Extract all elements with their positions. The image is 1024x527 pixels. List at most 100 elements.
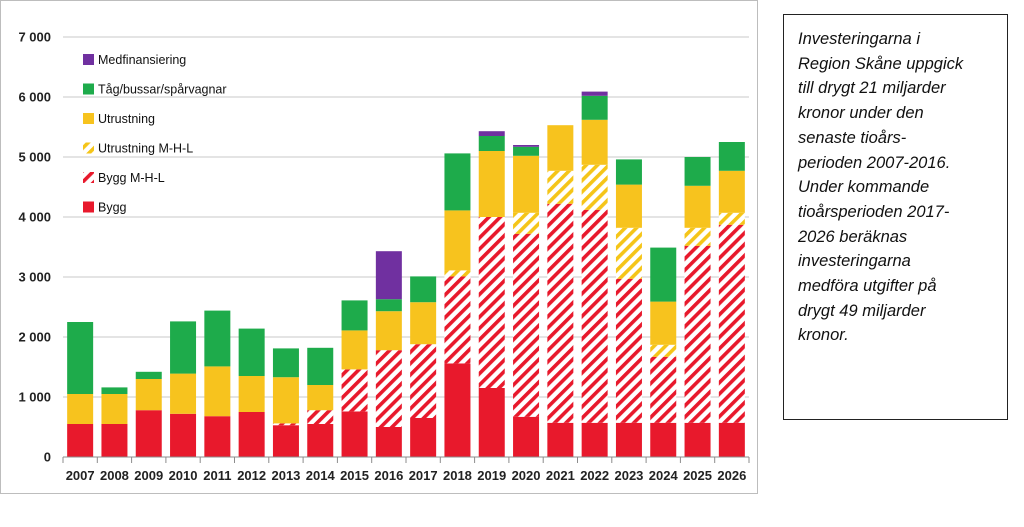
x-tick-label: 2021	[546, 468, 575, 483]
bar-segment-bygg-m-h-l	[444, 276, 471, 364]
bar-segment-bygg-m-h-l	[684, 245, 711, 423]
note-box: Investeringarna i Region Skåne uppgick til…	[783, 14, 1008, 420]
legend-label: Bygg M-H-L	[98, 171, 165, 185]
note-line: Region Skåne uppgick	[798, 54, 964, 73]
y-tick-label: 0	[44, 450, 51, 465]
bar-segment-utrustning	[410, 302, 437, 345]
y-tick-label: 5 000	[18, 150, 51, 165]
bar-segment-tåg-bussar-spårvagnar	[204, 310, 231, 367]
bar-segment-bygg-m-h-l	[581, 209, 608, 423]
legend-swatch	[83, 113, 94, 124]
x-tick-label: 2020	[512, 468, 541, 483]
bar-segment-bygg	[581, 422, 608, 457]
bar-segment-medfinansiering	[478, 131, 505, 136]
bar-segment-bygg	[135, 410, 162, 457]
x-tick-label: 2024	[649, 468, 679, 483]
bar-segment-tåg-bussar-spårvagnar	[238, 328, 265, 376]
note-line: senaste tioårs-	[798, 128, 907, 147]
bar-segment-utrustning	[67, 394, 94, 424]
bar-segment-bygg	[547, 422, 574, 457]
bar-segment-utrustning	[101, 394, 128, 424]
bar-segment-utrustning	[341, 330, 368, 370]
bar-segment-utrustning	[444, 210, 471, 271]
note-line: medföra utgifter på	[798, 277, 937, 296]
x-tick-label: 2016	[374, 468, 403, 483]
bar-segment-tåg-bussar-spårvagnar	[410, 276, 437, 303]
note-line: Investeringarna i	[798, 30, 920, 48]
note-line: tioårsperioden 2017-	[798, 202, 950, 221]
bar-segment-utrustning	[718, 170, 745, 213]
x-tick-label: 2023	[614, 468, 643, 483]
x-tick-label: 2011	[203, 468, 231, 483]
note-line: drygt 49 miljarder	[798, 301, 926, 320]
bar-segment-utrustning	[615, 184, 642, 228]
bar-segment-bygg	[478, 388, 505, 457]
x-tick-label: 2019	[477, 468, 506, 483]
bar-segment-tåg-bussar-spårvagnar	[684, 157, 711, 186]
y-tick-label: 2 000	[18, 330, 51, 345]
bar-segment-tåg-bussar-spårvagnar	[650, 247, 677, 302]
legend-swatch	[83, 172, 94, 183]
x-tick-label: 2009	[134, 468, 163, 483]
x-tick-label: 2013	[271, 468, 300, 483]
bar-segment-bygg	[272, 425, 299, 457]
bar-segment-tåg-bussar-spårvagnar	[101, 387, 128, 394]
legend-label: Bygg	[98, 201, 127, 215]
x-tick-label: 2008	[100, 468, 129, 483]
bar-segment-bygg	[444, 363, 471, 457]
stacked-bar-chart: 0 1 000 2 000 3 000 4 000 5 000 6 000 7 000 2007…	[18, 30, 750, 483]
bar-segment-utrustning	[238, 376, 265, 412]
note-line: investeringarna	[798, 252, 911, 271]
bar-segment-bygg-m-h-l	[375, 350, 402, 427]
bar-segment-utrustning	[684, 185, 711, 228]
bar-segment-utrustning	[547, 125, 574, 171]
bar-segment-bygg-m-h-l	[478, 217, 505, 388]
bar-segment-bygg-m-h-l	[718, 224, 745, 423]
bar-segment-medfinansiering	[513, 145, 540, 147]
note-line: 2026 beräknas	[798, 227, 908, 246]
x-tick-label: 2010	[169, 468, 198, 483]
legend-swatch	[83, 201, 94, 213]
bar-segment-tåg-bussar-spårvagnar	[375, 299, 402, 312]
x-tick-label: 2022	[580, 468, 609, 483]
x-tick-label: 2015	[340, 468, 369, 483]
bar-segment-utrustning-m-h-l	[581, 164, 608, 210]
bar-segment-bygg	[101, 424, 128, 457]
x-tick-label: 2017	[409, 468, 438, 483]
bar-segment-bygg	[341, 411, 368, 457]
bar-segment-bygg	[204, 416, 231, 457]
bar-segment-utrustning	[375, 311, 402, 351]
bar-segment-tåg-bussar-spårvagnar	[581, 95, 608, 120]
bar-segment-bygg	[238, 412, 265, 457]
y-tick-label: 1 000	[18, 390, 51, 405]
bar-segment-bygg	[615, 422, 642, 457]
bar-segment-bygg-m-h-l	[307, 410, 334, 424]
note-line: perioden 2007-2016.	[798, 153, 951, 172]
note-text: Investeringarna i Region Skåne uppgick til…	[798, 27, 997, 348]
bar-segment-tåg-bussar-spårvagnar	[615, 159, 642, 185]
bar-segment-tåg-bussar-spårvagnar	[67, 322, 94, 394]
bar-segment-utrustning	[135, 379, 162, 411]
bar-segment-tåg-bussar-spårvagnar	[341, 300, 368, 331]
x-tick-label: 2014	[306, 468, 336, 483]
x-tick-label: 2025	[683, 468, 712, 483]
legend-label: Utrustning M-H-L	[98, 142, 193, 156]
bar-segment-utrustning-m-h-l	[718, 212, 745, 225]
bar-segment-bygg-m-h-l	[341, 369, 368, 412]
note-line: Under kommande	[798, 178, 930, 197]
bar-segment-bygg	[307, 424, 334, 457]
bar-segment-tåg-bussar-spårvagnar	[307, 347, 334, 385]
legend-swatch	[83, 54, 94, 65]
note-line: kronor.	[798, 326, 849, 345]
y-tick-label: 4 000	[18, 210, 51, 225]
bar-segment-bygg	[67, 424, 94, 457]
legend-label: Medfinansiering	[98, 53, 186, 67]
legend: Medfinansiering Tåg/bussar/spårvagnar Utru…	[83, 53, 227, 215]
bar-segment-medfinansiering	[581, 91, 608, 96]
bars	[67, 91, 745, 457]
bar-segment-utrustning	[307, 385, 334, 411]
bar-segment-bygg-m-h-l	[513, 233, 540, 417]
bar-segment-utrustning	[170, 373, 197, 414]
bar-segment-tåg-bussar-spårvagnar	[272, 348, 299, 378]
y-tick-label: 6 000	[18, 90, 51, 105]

........

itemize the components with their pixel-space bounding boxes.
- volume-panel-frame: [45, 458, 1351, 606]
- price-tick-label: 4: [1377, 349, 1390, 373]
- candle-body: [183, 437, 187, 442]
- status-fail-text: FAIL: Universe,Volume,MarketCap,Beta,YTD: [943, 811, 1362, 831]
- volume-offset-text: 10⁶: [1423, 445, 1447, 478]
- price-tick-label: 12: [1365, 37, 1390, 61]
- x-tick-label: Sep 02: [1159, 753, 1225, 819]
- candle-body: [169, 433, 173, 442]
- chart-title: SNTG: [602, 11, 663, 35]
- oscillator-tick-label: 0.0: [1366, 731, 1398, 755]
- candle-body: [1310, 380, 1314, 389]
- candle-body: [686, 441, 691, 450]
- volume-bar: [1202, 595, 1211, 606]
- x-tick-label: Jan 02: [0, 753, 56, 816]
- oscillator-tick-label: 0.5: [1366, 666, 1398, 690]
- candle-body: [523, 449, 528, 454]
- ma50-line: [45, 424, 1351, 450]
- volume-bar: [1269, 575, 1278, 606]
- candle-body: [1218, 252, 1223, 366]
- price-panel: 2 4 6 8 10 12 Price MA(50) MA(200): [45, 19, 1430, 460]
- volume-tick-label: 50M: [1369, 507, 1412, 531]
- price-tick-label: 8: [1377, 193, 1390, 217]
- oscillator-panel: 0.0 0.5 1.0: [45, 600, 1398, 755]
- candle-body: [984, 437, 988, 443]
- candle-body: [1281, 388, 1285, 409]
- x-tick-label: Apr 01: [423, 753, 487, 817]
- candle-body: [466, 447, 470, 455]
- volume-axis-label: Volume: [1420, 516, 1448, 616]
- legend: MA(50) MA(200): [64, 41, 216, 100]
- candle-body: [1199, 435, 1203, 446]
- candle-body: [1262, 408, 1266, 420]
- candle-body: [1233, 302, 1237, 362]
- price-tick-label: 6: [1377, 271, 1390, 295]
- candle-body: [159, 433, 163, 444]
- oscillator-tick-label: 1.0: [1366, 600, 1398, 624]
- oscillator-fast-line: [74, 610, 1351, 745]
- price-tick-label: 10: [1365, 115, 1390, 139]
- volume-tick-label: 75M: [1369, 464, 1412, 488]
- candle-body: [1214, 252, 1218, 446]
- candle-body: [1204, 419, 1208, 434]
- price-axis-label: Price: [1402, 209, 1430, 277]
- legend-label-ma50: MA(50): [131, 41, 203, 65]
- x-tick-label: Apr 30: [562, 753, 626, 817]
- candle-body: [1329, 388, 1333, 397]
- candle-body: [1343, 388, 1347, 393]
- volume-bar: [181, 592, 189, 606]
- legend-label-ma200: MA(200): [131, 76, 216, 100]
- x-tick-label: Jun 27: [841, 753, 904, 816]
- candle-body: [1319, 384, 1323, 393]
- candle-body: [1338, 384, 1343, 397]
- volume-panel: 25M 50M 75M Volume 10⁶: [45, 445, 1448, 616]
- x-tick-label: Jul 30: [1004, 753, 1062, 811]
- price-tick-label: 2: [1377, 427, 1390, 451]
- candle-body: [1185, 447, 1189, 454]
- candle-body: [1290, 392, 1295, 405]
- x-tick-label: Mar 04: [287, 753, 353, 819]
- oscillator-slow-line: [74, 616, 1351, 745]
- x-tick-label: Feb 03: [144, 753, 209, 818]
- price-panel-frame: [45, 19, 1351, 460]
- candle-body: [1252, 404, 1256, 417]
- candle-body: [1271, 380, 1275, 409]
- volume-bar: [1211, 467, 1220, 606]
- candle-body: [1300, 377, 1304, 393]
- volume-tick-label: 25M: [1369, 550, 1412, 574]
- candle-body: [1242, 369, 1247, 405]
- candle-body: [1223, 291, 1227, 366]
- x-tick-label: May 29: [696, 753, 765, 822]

........

Instructions to follow: Could you copy out, unchanged, the record lines from the line with "468, 575, 483]" to the line with "note-line: drygt 49", including both of those lines and nothing else?

Exercise result:
x-tick-label: 2021	[546, 468, 575, 483]
bar-segment-bygg-m-h-l	[444, 276, 471, 364]
bar-segment-bygg-m-h-l	[684, 245, 711, 423]
note-box: Investeringarna i Region Skåne uppgick til…	[783, 14, 1008, 420]
legend-label: Bygg M-H-L	[98, 171, 165, 185]
note-line: Region Skåne uppgick	[798, 54, 964, 73]
y-tick-label: 0	[44, 450, 51, 465]
bar-segment-utrustning	[410, 302, 437, 345]
y-tick-label: 5 000	[18, 150, 51, 165]
bar-segment-tåg-bussar-spårvagnar	[204, 310, 231, 367]
bar-segment-bygg-m-h-l	[581, 209, 608, 423]
legend-swatch	[83, 113, 94, 124]
x-tick-label: 2020	[512, 468, 541, 483]
bar-segment-bygg	[581, 422, 608, 457]
bar-segment-medfinansiering	[478, 131, 505, 136]
bar-segment-bygg	[135, 410, 162, 457]
x-tick-label: 2024	[649, 468, 679, 483]
bar-segment-tåg-bussar-spårvagnar	[238, 328, 265, 376]
note-line: senaste tioårs-	[798, 128, 907, 147]
bar-segment-utrustning	[67, 394, 94, 424]
bar-segment-bygg	[547, 422, 574, 457]
bar-segment-utrustning	[101, 394, 128, 424]
bar-segment-utrustning	[341, 330, 368, 370]
bar-segment-utrustning	[444, 210, 471, 271]
note-line: medföra utgifter på	[798, 277, 937, 296]
x-tick-label: 2016	[374, 468, 403, 483]
bar-segment-tåg-bussar-spårvagnar	[410, 276, 437, 303]
note-line: Investeringarna i	[798, 30, 920, 48]
note-line: tioårsperioden 2017-	[798, 202, 950, 221]
bar-segment-utrustning	[718, 170, 745, 213]
x-tick-label: 2023	[614, 468, 643, 483]
x-tick-label: 2011	[203, 468, 231, 483]
note-line: drygt 49 miljarder	[798, 301, 926, 320]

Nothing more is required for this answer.